- PROBLEM TO SOLVE: Transcribe the data in full and exactly, omitting any pictures.

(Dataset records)
● ● ● ● ●
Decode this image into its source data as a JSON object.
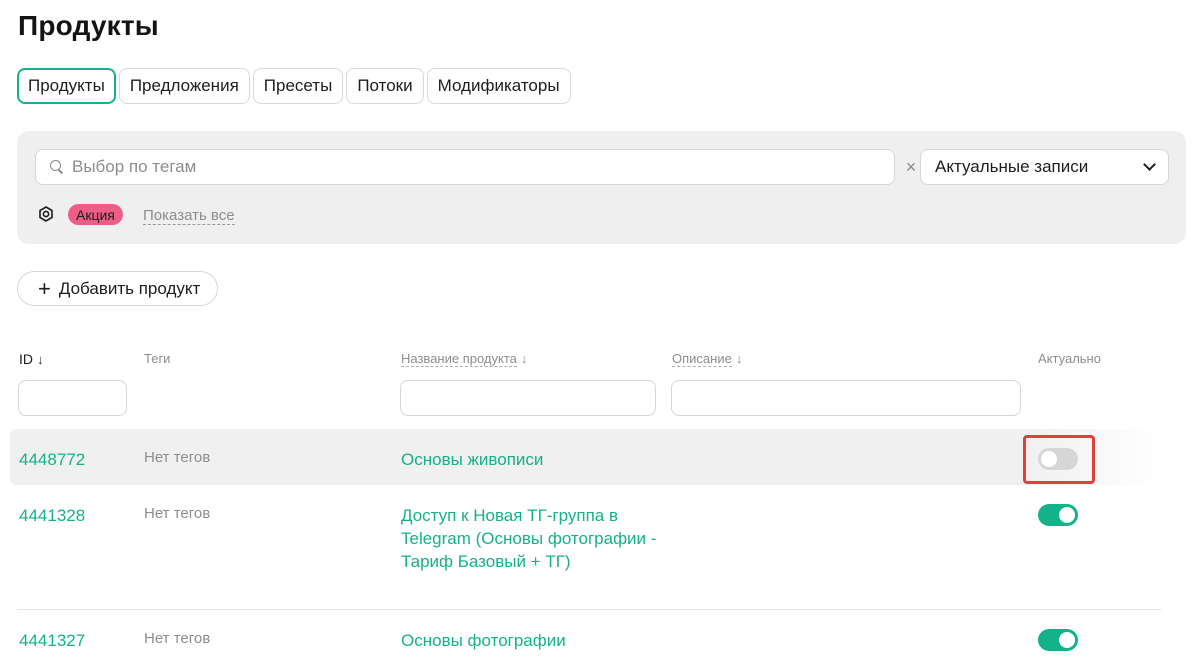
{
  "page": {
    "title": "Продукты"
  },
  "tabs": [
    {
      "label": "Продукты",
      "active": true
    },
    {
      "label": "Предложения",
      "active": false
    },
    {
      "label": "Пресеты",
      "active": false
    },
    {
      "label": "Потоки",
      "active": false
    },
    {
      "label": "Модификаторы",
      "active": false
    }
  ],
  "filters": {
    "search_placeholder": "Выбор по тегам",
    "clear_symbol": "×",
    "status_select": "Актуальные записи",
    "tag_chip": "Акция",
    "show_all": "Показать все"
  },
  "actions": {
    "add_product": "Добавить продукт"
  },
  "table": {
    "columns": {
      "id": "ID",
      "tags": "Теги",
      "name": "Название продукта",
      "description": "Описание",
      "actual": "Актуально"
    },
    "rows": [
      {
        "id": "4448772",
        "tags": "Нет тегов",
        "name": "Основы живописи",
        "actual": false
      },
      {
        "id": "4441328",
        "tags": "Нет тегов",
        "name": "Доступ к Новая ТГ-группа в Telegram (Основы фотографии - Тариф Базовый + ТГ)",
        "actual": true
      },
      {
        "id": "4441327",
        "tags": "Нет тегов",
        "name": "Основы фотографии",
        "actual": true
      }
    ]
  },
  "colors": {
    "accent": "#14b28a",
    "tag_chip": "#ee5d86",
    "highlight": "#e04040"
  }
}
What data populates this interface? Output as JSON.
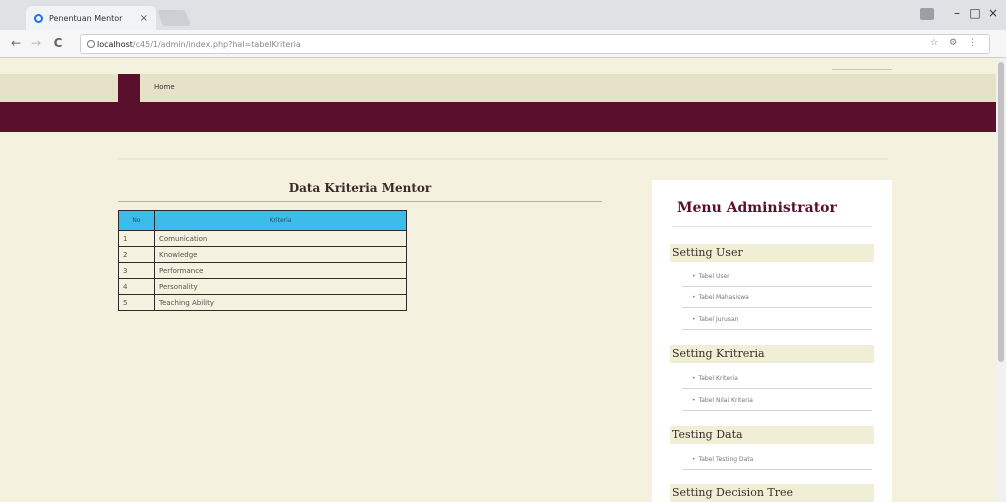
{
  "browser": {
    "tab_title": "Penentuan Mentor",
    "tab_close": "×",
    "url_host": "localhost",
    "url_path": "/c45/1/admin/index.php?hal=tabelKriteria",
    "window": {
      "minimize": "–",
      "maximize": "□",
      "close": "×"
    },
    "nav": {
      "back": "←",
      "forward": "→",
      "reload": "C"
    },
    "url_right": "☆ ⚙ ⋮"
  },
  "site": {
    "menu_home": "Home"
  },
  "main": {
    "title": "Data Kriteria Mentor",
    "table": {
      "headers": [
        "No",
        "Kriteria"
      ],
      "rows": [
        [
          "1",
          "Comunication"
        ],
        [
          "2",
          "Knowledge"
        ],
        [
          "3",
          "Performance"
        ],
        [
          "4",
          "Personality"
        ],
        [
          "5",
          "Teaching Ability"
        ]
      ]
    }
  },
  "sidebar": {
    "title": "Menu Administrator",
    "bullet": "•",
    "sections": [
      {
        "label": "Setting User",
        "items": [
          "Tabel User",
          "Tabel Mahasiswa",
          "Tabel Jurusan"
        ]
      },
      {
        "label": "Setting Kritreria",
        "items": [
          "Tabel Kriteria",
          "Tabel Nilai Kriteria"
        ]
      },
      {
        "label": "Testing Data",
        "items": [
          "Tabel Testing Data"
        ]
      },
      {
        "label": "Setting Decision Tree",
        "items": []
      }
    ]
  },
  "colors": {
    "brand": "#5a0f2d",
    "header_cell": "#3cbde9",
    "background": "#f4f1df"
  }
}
● ● ● ● ●
- SOLUTION TO THIS TASK:
Decode this image into its source data as a JSON object.
{
  "page": {
    "title": "Продукты"
  },
  "tabs": [
    {
      "label": "Продукты",
      "active": true
    },
    {
      "label": "Предложения",
      "active": false
    },
    {
      "label": "Пресеты",
      "active": false
    },
    {
      "label": "Потоки",
      "active": false
    },
    {
      "label": "Модификаторы",
      "active": false
    }
  ],
  "filters": {
    "search_placeholder": "Выбор по тегам",
    "clear_symbol": "×",
    "status_select": "Актуальные записи",
    "tag_chip": "Акция",
    "show_all": "Показать все"
  },
  "actions": {
    "add_product": "Добавить продукт"
  },
  "table": {
    "columns": {
      "id": "ID",
      "tags": "Теги",
      "name": "Название продукта",
      "description": "Описание",
      "actual": "Актуально"
    },
    "rows": [
      {
        "id": "4448772",
        "tags": "Нет тегов",
        "name": "Основы живописи",
        "actual": false
      },
      {
        "id": "4441328",
        "tags": "Нет тегов",
        "name": "Доступ к Новая ТГ-группа в Telegram (Основы фотографии - Тариф Базовый + ТГ)",
        "actual": true
      },
      {
        "id": "4441327",
        "tags": "Нет тегов",
        "name": "Основы фотографии",
        "actual": true
      }
    ]
  },
  "colors": {
    "accent": "#14b28a",
    "tag_chip": "#ee5d86",
    "highlight": "#e04040"
  }
}
What data populates this interface? Output as JSON.
{
  "browser": {
    "tab_title": "Penentuan Mentor",
    "tab_close": "×",
    "url_host": "localhost",
    "url_path": "/c45/1/admin/index.php?hal=tabelKriteria",
    "window": {
      "minimize": "–",
      "maximize": "□",
      "close": "×"
    },
    "nav": {
      "back": "←",
      "forward": "→",
      "reload": "C"
    },
    "url_right": "☆ ⚙ ⋮"
  },
  "site": {
    "menu_home": "Home"
  },
  "main": {
    "title": "Data Kriteria Mentor",
    "table": {
      "headers": [
        "No",
        "Kriteria"
      ],
      "rows": [
        [
          "1",
          "Comunication"
        ],
        [
          "2",
          "Knowledge"
        ],
        [
          "3",
          "Performance"
        ],
        [
          "4",
          "Personality"
        ],
        [
          "5",
          "Teaching Ability"
        ]
      ]
    }
  },
  "sidebar": {
    "title": "Menu Administrator",
    "bullet": "•",
    "sections": [
      {
        "label": "Setting User",
        "items": [
          "Tabel User",
          "Tabel Mahasiswa",
          "Tabel Jurusan"
        ]
      },
      {
        "label": "Setting Kritreria",
        "items": [
          "Tabel Kriteria",
          "Tabel Nilai Kriteria"
        ]
      },
      {
        "label": "Testing Data",
        "items": [
          "Tabel Testing Data"
        ]
      },
      {
        "label": "Setting Decision Tree",
        "items": []
      }
    ]
  },
  "colors": {
    "brand": "#5a0f2d",
    "header_cell": "#3cbde9",
    "background": "#f4f1df"
  }
}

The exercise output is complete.